Instructions for the task: Take every line from the listing below that includes "icon" and copy it.

================

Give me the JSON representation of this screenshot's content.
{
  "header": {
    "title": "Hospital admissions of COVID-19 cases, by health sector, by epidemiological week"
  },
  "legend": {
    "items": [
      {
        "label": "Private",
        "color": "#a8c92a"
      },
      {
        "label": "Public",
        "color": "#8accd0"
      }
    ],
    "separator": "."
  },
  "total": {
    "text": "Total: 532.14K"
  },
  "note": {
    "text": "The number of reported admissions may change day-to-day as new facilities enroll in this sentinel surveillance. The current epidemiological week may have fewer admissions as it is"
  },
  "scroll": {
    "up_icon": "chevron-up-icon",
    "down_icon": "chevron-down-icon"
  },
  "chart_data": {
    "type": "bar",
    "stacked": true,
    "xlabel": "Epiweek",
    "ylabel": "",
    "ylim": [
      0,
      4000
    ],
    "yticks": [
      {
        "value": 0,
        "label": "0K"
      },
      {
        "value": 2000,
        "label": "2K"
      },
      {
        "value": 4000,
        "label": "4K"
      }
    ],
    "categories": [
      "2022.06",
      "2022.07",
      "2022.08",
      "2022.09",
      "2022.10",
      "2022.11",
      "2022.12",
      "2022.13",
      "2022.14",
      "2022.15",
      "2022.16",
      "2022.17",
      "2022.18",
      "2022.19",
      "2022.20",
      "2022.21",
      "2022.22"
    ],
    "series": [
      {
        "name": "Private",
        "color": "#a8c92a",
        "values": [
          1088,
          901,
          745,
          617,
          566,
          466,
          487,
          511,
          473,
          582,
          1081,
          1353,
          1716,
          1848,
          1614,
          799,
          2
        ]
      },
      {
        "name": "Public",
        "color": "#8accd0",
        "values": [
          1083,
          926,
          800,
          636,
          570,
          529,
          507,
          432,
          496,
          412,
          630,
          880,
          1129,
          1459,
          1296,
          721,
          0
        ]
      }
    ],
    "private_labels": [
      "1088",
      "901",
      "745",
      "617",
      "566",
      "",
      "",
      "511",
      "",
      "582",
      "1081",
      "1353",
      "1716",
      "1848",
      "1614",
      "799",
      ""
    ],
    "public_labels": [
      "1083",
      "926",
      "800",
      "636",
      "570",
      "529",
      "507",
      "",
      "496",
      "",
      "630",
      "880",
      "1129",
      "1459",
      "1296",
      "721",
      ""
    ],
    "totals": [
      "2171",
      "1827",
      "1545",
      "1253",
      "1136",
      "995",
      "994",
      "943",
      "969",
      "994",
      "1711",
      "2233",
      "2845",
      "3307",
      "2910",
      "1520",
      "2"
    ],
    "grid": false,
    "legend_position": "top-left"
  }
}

================

Result for this task:
    "up_icon": "chevron-up-icon",
    "down_icon": "chevron-down-icon"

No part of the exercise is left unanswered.